Requirement - Search the listing for the string "name" and copy every line that contains it.

+ + +

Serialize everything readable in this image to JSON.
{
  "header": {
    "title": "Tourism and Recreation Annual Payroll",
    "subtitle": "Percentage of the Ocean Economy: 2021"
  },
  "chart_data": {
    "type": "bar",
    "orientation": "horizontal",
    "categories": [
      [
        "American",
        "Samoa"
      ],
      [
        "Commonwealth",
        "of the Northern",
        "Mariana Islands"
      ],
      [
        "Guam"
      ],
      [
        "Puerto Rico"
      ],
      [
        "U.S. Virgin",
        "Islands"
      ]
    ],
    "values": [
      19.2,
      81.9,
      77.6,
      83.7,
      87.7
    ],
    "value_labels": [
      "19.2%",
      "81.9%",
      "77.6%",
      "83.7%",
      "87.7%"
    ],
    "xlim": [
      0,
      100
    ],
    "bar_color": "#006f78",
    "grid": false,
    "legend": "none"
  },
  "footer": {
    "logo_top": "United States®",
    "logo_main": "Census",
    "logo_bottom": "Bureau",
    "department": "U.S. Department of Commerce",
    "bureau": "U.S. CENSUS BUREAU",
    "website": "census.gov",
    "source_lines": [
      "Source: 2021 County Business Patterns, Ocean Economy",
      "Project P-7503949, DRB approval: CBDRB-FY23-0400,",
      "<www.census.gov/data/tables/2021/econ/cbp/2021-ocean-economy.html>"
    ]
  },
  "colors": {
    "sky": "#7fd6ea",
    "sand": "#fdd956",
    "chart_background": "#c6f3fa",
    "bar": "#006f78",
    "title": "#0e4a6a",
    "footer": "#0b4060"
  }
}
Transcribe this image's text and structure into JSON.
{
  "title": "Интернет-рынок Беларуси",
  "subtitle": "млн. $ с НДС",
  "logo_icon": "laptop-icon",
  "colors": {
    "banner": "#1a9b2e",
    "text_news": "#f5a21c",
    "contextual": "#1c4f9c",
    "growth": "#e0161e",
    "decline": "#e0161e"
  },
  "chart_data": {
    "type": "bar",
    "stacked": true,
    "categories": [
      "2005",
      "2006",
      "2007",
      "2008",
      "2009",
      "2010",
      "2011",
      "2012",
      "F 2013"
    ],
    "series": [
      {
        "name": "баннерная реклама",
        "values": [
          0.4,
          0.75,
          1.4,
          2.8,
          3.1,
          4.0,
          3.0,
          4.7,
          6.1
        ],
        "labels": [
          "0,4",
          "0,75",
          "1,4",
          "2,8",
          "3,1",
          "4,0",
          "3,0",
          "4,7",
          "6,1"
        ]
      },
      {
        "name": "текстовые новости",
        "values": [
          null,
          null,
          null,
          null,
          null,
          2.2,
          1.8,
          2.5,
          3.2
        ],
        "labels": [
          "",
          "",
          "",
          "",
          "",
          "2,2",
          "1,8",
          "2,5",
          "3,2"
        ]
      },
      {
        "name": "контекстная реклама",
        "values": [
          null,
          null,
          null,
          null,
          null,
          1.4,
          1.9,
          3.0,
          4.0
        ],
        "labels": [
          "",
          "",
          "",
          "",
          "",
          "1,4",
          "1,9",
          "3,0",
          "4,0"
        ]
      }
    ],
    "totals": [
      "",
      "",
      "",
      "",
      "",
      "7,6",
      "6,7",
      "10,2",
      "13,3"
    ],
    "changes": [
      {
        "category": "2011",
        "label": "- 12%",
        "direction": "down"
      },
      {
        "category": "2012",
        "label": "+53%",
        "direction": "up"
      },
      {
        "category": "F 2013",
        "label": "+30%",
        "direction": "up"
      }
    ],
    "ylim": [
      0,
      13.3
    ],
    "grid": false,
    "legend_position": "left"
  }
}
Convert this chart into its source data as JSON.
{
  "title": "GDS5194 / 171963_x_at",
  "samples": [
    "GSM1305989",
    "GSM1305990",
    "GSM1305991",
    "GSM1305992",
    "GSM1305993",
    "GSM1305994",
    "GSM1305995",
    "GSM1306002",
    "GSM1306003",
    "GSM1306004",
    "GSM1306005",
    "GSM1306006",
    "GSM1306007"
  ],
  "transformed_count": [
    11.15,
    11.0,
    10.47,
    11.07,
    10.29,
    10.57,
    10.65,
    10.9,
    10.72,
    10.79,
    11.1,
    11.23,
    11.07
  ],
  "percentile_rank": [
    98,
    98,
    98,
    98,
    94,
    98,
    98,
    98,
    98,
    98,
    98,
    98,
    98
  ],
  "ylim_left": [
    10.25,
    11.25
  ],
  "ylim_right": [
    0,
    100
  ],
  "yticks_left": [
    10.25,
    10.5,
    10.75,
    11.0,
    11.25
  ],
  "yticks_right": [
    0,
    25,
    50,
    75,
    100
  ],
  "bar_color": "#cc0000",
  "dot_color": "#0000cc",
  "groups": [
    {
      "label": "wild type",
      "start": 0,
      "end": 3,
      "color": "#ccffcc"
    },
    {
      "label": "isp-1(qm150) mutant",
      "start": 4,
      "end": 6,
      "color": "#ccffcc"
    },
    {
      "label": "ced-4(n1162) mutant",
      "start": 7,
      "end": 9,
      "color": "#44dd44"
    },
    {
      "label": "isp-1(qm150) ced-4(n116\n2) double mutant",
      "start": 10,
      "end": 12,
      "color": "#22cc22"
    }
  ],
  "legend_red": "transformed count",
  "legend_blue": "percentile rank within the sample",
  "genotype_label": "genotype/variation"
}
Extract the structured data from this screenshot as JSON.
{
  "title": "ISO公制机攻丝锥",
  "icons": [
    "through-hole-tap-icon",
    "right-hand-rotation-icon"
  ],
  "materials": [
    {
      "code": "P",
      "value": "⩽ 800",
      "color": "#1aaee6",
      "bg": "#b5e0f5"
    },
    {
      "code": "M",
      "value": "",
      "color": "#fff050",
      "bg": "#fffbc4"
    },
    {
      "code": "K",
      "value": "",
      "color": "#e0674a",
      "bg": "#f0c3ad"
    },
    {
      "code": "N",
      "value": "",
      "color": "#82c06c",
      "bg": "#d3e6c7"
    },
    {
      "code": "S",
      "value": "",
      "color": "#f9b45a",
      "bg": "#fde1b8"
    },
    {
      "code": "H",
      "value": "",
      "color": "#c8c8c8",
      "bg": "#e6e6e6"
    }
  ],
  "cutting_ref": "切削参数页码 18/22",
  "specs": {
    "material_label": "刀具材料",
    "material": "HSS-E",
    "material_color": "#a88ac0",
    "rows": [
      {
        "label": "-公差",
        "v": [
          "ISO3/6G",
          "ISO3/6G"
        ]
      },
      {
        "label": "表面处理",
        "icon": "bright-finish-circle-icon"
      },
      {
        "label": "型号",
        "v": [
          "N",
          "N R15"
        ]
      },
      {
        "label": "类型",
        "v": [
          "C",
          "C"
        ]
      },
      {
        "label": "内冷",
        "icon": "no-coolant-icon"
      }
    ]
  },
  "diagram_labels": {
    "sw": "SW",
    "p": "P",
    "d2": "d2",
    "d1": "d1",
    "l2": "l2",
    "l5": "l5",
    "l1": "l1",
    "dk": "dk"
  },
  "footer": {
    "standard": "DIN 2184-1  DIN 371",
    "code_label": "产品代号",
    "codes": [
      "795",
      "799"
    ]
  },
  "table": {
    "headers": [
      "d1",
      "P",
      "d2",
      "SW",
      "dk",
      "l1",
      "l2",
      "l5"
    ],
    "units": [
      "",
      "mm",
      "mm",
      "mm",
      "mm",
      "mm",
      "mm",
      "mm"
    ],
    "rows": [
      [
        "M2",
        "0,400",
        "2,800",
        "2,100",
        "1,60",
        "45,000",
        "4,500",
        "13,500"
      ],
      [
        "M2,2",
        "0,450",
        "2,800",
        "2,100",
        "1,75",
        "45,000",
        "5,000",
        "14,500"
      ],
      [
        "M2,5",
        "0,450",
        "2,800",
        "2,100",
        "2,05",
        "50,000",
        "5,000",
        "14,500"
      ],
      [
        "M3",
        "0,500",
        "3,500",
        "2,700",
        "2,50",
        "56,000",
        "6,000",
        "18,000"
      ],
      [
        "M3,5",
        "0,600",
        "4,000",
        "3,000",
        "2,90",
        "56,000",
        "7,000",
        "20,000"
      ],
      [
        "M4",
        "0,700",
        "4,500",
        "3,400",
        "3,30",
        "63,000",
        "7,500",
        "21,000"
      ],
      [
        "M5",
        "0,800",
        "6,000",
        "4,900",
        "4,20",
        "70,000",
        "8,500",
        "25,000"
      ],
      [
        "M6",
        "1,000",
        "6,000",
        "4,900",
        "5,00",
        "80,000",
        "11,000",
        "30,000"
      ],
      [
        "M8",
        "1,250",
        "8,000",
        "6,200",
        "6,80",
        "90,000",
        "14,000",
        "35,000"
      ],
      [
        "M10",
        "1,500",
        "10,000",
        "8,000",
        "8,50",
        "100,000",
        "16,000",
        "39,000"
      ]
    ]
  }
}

+ + +

Full solution -
        "name": "баннерная реклама",
        "name": "текстовые новости",
        "name": "контекстная реклама",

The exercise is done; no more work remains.